[Items from a dataset]
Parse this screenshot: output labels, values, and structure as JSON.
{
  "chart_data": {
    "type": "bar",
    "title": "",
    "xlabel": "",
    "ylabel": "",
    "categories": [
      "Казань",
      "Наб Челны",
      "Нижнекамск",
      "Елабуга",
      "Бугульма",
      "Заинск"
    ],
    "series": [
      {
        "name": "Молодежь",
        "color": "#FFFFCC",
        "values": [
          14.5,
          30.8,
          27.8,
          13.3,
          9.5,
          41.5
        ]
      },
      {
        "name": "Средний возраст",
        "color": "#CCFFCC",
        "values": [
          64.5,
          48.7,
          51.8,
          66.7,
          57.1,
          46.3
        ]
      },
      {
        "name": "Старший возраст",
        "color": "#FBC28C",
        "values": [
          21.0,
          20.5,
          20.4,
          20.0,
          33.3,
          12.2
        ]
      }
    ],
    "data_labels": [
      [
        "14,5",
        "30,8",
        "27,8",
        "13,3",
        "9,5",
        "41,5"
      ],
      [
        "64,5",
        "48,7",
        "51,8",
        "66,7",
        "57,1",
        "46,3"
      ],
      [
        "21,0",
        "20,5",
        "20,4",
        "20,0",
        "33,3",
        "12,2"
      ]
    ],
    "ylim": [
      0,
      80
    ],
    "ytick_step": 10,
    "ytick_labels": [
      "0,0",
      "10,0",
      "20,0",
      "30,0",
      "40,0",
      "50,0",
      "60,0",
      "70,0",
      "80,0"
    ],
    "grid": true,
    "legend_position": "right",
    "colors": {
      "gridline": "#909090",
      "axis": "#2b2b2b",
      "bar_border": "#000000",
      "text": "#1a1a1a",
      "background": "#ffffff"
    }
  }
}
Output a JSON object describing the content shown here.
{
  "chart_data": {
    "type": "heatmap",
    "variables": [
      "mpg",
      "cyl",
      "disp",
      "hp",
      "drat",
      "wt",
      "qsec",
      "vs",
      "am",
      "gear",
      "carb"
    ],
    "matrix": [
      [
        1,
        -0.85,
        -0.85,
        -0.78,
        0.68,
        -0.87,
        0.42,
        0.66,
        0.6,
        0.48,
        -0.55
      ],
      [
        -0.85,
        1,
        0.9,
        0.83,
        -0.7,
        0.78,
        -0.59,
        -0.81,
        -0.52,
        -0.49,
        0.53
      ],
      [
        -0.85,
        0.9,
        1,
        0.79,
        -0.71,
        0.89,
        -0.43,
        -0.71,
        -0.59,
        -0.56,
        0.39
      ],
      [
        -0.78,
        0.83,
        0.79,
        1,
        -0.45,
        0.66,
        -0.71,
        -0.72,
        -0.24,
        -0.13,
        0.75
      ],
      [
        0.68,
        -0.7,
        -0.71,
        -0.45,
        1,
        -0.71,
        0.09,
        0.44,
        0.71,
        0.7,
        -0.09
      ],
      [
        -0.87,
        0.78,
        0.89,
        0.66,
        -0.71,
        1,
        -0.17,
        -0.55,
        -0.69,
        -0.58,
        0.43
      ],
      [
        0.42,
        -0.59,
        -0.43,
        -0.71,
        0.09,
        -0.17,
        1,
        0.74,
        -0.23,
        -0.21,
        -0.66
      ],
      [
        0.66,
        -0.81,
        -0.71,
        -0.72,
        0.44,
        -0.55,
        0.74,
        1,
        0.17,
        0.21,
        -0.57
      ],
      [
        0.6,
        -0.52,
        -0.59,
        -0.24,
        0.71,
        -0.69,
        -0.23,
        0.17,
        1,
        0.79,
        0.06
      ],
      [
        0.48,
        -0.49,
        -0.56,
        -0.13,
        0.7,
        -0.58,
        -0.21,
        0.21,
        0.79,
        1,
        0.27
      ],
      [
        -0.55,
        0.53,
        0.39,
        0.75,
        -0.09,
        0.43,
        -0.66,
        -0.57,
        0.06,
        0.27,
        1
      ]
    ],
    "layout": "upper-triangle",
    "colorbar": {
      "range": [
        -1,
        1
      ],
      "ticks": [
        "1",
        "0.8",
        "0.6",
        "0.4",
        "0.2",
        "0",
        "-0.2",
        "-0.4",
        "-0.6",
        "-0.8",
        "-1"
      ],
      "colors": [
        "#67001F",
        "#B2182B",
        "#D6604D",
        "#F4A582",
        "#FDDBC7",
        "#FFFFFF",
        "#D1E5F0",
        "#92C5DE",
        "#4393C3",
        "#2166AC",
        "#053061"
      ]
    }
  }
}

> _EXERCISE BRIEF_
Every entry must be output again, exactly as written above.

> _SOLVED PROBLEM_
Parse this screenshot: output labels, values, and structure as JSON.
{
  "chart_data": {
    "type": "bar",
    "title": "",
    "xlabel": "",
    "ylabel": "",
    "categories": [
      "Казань",
      "Наб Челны",
      "Нижнекамск",
      "Елабуга",
      "Бугульма",
      "Заинск"
    ],
    "series": [
      {
        "name": "Молодежь",
        "color": "#FFFFCC",
        "values": [
          14.5,
          30.8,
          27.8,
          13.3,
          9.5,
          41.5
        ]
      },
      {
        "name": "Средний возраст",
        "color": "#CCFFCC",
        "values": [
          64.5,
          48.7,
          51.8,
          66.7,
          57.1,
          46.3
        ]
      },
      {
        "name": "Старший возраст",
        "color": "#FBC28C",
        "values": [
          21.0,
          20.5,
          20.4,
          20.0,
          33.3,
          12.2
        ]
      }
    ],
    "data_labels": [
      [
        "14,5",
        "30,8",
        "27,8",
        "13,3",
        "9,5",
        "41,5"
      ],
      [
        "64,5",
        "48,7",
        "51,8",
        "66,7",
        "57,1",
        "46,3"
      ],
      [
        "21,0",
        "20,5",
        "20,4",
        "20,0",
        "33,3",
        "12,2"
      ]
    ],
    "ylim": [
      0,
      80
    ],
    "ytick_step": 10,
    "ytick_labels": [
      "0,0",
      "10,0",
      "20,0",
      "30,0",
      "40,0",
      "50,0",
      "60,0",
      "70,0",
      "80,0"
    ],
    "grid": true,
    "legend_position": "right",
    "colors": {
      "gridline": "#909090",
      "axis": "#2b2b2b",
      "bar_border": "#000000",
      "text": "#1a1a1a",
      "background": "#ffffff"
    }
  }
}
Output a JSON object describing the content shown here.
{
  "chart_data": {
    "type": "heatmap",
    "variables": [
      "mpg",
      "cyl",
      "disp",
      "hp",
      "drat",
      "wt",
      "qsec",
      "vs",
      "am",
      "gear",
      "carb"
    ],
    "matrix": [
      [
        1,
        -0.85,
        -0.85,
        -0.78,
        0.68,
        -0.87,
        0.42,
        0.66,
        0.6,
        0.48,
        -0.55
      ],
      [
        -0.85,
        1,
        0.9,
        0.83,
        -0.7,
        0.78,
        -0.59,
        -0.81,
        -0.52,
        -0.49,
        0.53
      ],
      [
        -0.85,
        0.9,
        1,
        0.79,
        -0.71,
        0.89,
        -0.43,
        -0.71,
        -0.59,
        -0.56,
        0.39
      ],
      [
        -0.78,
        0.83,
        0.79,
        1,
        -0.45,
        0.66,
        -0.71,
        -0.72,
        -0.24,
        -0.13,
        0.75
      ],
      [
        0.68,
        -0.7,
        -0.71,
        -0.45,
        1,
        -0.71,
        0.09,
        0.44,
        0.71,
        0.7,
        -0.09
      ],
      [
        -0.87,
        0.78,
        0.89,
        0.66,
        -0.71,
        1,
        -0.17,
        -0.55,
        -0.69,
        -0.58,
        0.43
      ],
      [
        0.42,
        -0.59,
        -0.43,
        -0.71,
        0.09,
        -0.17,
        1,
        0.74,
        -0.23,
        -0.21,
        -0.66
      ],
      [
        0.66,
        -0.81,
        -0.71,
        -0.72,
        0.44,
        -0.55,
        0.74,
        1,
        0.17,
        0.21,
        -0.57
      ],
      [
        0.6,
        -0.52,
        -0.59,
        -0.24,
        0.71,
        -0.69,
        -0.23,
        0.17,
        1,
        0.79,
        0.06
      ],
      [
        0.48,
        -0.49,
        -0.56,
        -0.13,
        0.7,
        -0.58,
        -0.21,
        0.21,
        0.79,
        1,
        0.27
      ],
      [
        -0.55,
        0.53,
        0.39,
        0.75,
        -0.09,
        0.43,
        -0.66,
        -0.57,
        0.06,
        0.27,
        1
      ]
    ],
    "layout": "upper-triangle",
    "colorbar": {
      "range": [
        -1,
        1
      ],
      "ticks": [
        "1",
        "0.8",
        "0.6",
        "0.4",
        "0.2",
        "0",
        "-0.2",
        "-0.4",
        "-0.6",
        "-0.8",
        "-1"
      ],
      "colors": [
        "#67001F",
        "#B2182B",
        "#D6604D",
        "#F4A582",
        "#FDDBC7",
        "#FFFFFF",
        "#D1E5F0",
        "#92C5DE",
        "#4393C3",
        "#2166AC",
        "#053061"
      ]
    }
  }
}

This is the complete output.